Dataset items

# # # # # # #

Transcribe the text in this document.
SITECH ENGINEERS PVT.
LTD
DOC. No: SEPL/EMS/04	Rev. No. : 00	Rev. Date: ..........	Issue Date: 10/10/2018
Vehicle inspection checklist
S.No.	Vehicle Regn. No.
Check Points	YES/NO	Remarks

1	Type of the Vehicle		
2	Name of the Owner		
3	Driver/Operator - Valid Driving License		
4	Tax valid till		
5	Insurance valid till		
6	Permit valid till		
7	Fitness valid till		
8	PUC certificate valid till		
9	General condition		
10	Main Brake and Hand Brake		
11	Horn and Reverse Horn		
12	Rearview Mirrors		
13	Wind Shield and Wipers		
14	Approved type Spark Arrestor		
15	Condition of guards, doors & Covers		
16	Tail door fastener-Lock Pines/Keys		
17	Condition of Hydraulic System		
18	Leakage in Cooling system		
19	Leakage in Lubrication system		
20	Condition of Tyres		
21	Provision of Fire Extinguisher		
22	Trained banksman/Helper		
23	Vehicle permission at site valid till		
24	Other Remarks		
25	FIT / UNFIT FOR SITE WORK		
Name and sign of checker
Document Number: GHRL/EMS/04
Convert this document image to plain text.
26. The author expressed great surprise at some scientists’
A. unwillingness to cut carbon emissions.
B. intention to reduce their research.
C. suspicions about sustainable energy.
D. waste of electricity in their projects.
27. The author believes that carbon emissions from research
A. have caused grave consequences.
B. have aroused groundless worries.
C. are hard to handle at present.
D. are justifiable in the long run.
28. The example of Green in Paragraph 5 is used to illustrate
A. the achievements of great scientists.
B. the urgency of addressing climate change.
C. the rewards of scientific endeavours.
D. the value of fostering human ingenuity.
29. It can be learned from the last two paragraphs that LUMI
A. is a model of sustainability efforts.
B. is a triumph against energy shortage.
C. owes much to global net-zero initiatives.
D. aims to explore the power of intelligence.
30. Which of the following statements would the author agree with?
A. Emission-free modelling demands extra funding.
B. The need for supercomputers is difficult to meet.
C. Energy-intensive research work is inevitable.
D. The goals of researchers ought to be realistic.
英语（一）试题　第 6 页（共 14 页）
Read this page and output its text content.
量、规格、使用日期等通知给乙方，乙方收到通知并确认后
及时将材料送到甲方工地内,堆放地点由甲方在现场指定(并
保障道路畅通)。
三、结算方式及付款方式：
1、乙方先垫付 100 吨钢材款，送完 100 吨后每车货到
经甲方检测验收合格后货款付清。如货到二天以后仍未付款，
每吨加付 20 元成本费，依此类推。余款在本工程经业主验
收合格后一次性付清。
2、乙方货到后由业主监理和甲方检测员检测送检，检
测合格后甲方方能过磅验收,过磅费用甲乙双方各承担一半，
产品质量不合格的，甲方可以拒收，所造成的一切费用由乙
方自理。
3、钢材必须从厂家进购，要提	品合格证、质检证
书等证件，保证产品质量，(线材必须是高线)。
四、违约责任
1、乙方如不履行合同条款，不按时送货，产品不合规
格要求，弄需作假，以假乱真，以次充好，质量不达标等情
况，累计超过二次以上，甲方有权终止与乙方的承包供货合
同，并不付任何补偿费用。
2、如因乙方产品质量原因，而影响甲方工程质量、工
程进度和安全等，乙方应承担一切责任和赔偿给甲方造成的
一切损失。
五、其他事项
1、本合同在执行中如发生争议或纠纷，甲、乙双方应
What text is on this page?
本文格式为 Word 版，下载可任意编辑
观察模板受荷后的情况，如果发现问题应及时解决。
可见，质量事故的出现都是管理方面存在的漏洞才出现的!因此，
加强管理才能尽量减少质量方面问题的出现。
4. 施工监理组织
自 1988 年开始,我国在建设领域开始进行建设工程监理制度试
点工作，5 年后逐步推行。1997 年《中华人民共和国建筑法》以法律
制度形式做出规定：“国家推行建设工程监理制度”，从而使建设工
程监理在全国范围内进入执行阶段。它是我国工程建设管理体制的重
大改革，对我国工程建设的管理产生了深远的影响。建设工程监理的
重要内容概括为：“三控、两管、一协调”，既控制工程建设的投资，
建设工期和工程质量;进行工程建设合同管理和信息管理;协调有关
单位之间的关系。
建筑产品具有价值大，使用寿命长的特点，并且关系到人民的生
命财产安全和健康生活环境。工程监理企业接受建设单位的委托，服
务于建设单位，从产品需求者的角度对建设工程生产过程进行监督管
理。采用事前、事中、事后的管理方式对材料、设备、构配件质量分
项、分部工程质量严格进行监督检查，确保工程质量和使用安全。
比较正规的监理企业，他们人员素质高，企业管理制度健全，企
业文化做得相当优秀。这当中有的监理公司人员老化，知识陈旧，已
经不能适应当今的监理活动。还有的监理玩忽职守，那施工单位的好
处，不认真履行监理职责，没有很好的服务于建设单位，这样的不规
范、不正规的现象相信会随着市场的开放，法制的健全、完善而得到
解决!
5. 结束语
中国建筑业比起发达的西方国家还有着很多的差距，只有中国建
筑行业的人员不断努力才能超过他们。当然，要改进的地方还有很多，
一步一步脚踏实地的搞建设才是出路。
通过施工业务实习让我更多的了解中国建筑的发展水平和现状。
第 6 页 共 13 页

# # # # # # #

▶ [EXERCISE REQUIREMENTS] In the entries above, locate every line with the word "that" and copy it.

▶ [THE COMPLETED TASK]
27. The author believes that carbon emissions from research
29. It can be learned from the last two paragraphs that LUMI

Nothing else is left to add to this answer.